Given request ::
Extract every record, keeping each one exactly as it is.

Stored records ::
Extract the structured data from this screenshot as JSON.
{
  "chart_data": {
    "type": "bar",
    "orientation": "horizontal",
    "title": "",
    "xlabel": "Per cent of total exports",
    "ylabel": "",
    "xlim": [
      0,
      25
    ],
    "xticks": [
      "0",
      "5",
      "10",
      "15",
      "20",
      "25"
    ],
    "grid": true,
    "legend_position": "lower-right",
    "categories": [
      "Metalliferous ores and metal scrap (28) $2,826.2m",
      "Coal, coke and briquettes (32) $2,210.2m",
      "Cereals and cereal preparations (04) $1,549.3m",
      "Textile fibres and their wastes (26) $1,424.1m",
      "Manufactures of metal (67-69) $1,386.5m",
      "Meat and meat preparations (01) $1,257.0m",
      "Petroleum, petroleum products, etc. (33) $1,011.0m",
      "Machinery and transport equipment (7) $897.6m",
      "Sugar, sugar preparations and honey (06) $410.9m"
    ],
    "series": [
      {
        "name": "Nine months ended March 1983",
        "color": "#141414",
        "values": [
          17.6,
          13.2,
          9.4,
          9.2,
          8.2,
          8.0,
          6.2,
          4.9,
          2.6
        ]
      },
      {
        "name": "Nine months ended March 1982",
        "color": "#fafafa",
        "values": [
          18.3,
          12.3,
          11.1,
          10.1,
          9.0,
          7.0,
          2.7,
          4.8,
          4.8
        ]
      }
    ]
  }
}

The output ::
Extract the structured data from this screenshot as JSON.
{
  "chart_data": {
    "type": "bar",
    "orientation": "horizontal",
    "title": "",
    "xlabel": "Per cent of total exports",
    "ylabel": "",
    "xlim": [
      0,
      25
    ],
    "xticks": [
      "0",
      "5",
      "10",
      "15",
      "20",
      "25"
    ],
    "grid": true,
    "legend_position": "lower-right",
    "categories": [
      "Metalliferous ores and metal scrap (28) $2,826.2m",
      "Coal, coke and briquettes (32) $2,210.2m",
      "Cereals and cereal preparations (04) $1,549.3m",
      "Textile fibres and their wastes (26) $1,424.1m",
      "Manufactures of metal (67-69) $1,386.5m",
      "Meat and meat preparations (01) $1,257.0m",
      "Petroleum, petroleum products, etc. (33) $1,011.0m",
      "Machinery and transport equipment (7) $897.6m",
      "Sugar, sugar preparations and honey (06) $410.9m"
    ],
    "series": [
      {
        "name": "Nine months ended March 1983",
        "color": "#141414",
        "values": [
          17.6,
          13.2,
          9.4,
          9.2,
          8.2,
          8.0,
          6.2,
          4.9,
          2.6
        ]
      },
      {
        "name": "Nine months ended March 1982",
        "color": "#fafafa",
        "values": [
          18.3,
          12.3,
          11.1,
          10.1,
          9.0,
          7.0,
          2.7,
          4.8,
          4.8
        ]
      }
    ]
  }
}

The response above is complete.